» Stored data entries:
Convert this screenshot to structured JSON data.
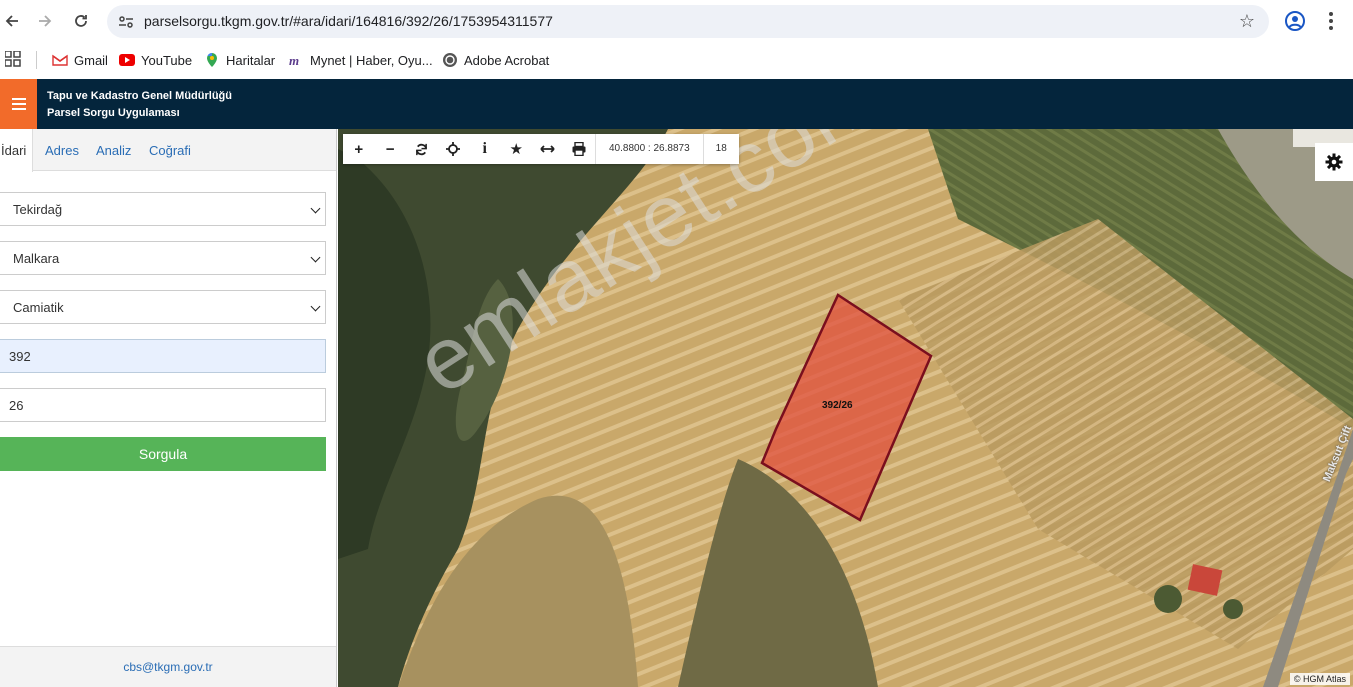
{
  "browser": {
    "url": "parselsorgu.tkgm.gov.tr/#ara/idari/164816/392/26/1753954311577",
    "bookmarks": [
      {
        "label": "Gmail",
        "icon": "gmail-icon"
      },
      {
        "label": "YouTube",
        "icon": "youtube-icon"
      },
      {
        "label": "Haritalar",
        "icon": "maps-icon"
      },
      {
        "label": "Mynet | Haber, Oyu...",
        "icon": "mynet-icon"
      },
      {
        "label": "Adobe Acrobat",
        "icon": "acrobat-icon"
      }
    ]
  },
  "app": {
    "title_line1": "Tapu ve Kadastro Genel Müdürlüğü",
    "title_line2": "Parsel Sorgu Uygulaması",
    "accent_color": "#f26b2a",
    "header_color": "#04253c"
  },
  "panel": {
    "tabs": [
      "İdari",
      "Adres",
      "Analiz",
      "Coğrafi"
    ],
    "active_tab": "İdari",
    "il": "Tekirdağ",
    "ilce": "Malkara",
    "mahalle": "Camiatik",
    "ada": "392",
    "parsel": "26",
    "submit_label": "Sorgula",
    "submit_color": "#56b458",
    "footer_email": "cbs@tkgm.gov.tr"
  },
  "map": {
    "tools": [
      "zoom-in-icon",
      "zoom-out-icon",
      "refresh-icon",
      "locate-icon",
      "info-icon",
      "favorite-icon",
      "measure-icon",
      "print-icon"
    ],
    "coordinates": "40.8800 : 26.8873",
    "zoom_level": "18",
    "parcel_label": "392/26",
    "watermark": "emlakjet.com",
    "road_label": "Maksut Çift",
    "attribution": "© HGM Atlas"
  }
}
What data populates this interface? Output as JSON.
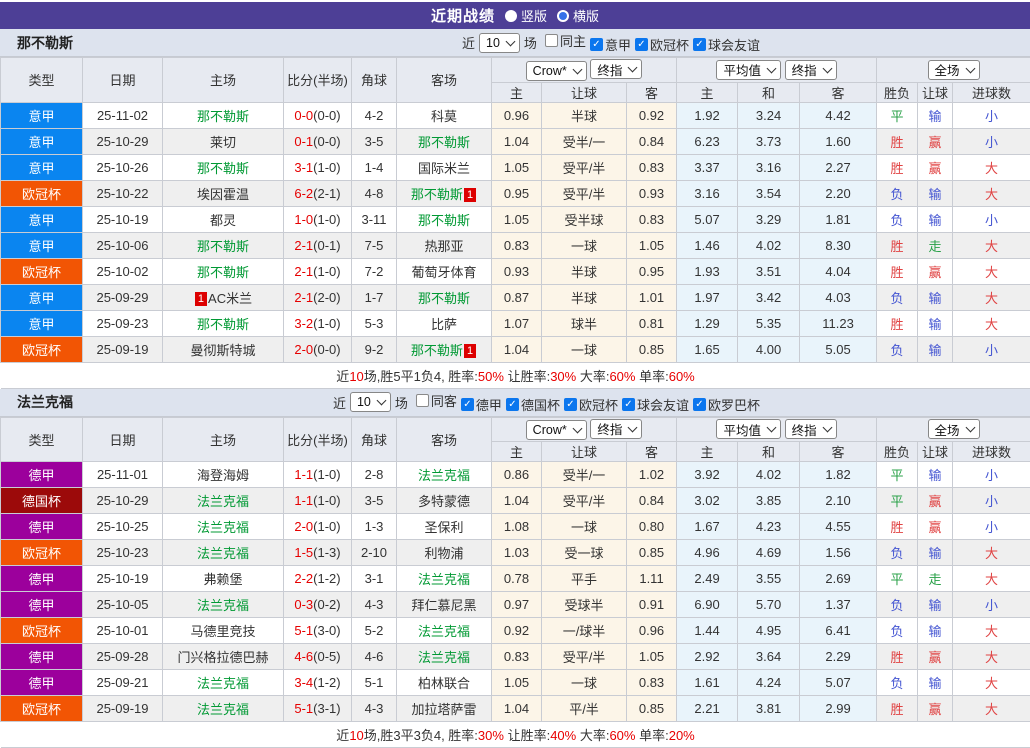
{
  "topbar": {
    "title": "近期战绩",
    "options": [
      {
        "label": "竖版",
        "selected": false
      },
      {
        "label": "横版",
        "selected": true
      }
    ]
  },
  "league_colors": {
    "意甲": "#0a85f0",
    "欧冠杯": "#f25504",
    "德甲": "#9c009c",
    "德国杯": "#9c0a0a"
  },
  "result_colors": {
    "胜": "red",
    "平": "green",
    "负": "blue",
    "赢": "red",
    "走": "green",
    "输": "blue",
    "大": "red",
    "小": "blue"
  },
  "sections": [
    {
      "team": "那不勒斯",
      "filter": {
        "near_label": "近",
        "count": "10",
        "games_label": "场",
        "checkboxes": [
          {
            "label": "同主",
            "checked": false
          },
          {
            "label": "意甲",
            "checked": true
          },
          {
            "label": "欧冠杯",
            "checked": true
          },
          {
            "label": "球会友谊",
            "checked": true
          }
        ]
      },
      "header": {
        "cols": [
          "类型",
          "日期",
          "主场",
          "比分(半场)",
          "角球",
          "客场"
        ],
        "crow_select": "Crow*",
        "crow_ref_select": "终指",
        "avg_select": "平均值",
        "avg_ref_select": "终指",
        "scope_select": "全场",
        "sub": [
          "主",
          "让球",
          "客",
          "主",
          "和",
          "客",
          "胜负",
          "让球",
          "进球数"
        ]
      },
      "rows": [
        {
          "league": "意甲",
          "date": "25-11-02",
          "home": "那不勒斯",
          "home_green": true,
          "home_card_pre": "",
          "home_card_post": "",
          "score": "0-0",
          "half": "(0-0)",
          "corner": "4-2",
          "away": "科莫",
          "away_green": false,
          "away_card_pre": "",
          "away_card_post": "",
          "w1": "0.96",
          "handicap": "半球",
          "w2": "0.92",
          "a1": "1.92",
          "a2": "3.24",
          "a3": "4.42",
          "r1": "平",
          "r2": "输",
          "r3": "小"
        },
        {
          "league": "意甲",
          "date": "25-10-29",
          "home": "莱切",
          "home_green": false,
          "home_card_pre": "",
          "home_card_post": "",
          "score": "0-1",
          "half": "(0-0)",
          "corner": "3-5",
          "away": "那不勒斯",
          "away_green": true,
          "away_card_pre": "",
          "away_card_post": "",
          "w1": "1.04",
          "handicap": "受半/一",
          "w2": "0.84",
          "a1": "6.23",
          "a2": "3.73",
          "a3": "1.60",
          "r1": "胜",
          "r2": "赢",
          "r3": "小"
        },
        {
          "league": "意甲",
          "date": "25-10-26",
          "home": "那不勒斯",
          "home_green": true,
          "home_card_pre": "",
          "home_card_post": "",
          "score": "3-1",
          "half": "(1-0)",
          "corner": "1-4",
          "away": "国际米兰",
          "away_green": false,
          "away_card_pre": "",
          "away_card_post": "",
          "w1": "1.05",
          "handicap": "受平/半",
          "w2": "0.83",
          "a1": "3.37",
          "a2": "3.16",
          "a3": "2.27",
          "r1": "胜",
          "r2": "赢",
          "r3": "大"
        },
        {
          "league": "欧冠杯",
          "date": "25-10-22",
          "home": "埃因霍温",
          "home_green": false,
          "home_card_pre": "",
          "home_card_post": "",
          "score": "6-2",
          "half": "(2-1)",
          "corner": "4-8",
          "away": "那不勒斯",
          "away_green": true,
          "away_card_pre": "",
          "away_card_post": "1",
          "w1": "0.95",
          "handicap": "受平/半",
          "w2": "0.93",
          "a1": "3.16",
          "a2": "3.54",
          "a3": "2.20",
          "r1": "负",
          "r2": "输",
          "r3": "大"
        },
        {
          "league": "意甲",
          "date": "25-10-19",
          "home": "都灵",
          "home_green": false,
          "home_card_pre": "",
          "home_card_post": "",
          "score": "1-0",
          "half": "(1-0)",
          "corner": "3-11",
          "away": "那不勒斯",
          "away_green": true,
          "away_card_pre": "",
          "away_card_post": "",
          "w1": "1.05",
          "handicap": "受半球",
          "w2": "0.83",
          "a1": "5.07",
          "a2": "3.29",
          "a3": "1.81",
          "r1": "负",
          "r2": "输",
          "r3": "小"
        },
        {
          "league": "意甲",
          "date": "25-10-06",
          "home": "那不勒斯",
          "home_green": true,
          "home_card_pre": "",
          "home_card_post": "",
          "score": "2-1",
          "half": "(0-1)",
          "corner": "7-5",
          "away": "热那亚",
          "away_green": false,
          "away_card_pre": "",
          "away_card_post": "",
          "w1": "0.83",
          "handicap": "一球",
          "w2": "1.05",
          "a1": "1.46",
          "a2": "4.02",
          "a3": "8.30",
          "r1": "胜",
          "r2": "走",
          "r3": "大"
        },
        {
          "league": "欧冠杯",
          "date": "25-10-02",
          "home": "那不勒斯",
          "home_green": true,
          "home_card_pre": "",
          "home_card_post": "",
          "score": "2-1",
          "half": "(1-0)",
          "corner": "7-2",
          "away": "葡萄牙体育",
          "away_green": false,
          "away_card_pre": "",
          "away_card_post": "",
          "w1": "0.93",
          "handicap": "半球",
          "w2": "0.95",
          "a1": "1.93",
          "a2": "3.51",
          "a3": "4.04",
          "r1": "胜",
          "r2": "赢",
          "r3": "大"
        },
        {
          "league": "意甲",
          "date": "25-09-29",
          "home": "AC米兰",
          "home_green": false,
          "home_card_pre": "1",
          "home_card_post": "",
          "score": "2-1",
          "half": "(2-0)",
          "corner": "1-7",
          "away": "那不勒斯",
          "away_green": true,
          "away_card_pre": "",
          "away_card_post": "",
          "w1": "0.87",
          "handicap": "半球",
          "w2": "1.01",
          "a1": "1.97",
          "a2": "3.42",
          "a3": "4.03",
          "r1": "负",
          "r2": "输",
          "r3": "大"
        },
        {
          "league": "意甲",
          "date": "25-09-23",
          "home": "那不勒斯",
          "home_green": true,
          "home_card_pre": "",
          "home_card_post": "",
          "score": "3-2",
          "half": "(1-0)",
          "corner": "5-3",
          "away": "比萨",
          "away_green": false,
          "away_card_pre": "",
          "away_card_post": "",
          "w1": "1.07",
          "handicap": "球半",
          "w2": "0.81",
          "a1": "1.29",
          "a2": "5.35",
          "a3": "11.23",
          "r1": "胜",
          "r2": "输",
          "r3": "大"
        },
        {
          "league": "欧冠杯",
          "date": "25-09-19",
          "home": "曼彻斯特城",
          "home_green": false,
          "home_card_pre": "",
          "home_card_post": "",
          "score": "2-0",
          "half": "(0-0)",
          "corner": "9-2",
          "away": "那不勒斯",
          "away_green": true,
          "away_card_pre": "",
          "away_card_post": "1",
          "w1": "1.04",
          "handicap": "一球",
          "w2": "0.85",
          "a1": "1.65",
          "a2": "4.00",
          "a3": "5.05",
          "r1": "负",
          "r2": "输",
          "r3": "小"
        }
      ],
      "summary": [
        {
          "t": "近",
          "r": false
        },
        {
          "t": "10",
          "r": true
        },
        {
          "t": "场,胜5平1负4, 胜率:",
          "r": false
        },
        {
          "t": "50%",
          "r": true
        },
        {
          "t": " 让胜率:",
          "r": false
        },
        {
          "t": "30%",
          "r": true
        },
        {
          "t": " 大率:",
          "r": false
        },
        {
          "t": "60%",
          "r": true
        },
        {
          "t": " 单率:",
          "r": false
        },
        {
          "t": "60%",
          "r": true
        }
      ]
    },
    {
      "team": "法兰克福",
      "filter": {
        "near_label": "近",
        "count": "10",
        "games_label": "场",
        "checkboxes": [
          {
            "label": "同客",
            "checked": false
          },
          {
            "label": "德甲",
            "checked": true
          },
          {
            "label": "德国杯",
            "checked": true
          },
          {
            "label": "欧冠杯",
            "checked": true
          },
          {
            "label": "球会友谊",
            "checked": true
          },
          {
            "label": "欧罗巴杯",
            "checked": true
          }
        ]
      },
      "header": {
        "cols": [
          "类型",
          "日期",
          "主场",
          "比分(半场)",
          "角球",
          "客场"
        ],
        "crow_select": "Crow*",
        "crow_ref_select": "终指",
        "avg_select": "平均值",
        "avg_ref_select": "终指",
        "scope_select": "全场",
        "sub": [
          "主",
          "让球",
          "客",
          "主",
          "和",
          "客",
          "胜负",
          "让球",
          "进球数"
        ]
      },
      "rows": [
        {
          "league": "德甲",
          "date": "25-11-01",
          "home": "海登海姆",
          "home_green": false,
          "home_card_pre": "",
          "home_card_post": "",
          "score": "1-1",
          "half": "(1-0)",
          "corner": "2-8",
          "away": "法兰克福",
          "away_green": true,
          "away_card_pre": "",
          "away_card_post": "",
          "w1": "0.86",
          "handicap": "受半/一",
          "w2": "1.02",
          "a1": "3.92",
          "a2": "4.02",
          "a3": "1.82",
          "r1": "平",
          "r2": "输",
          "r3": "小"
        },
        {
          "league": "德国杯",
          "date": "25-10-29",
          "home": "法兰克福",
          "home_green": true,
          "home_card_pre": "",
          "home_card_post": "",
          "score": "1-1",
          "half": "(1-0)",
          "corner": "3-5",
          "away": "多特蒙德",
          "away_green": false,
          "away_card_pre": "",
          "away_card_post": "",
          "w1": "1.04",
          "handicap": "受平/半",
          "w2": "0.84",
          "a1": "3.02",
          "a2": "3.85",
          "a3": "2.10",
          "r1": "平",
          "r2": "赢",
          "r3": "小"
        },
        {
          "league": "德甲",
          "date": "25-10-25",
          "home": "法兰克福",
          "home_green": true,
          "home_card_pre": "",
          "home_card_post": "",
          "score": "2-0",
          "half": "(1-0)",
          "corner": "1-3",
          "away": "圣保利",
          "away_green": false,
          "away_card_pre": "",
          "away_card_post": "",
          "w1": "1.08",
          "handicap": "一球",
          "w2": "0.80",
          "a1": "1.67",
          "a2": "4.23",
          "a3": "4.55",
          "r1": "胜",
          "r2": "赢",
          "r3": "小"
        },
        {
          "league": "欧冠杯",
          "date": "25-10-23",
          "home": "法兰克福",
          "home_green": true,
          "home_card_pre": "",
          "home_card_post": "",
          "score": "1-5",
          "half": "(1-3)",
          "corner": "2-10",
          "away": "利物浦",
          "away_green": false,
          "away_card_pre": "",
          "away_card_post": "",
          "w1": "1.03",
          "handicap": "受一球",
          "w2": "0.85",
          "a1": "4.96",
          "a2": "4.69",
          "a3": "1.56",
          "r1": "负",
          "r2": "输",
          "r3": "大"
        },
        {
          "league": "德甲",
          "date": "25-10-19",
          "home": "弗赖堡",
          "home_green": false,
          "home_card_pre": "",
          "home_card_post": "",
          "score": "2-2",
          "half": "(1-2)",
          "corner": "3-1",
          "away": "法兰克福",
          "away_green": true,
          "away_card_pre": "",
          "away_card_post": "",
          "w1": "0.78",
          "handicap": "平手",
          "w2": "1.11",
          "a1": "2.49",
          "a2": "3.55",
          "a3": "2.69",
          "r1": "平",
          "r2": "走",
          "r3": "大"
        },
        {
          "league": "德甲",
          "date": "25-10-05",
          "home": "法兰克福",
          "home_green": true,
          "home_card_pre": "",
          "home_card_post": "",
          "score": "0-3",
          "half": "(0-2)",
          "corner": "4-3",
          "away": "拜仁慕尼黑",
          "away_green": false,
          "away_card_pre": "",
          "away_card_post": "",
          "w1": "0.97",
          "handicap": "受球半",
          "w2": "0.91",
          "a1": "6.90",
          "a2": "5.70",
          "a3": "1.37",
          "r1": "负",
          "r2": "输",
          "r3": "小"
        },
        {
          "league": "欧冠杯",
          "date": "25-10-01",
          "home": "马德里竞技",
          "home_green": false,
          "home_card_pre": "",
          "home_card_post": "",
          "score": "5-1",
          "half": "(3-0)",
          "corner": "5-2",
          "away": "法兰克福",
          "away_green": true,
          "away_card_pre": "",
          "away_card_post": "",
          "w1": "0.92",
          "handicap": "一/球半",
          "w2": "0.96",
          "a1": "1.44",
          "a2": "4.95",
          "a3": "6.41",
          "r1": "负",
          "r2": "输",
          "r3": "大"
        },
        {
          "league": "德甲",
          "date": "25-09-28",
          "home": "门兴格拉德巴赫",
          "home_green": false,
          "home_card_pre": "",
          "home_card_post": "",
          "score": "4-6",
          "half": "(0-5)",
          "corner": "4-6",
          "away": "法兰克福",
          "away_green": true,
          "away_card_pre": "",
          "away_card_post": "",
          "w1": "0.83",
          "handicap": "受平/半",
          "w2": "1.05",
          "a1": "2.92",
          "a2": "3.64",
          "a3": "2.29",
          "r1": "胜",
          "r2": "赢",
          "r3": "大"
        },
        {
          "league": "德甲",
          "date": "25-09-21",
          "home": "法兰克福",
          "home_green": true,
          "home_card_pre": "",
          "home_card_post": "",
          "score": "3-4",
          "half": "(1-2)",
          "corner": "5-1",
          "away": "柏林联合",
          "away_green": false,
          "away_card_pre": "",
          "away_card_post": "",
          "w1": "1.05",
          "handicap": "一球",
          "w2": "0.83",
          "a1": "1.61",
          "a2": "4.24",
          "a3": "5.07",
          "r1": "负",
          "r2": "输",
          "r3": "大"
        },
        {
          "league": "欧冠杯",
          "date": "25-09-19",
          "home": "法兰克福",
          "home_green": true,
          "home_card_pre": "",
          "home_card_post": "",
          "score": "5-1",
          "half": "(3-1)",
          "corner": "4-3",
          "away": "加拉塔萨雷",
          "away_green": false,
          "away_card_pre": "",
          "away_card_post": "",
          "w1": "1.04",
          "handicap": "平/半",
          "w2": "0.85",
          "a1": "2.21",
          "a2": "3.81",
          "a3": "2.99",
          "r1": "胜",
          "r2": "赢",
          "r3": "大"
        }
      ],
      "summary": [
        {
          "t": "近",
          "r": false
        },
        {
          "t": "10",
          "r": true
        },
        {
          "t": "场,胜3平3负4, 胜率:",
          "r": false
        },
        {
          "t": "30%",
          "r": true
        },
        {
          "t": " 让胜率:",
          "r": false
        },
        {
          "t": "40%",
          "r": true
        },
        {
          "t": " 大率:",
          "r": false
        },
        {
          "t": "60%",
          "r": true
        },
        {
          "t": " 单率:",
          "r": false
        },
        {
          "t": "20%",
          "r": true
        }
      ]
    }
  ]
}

» Request: List all lines from the entries that include the word "tkgm".

» Task response:
    "url": "parselsorgu.tkgm.gov.tr/#ara/idari/164816/392/26/1753954311577",
    "footer_email": "cbs@tkgm.gov.tr"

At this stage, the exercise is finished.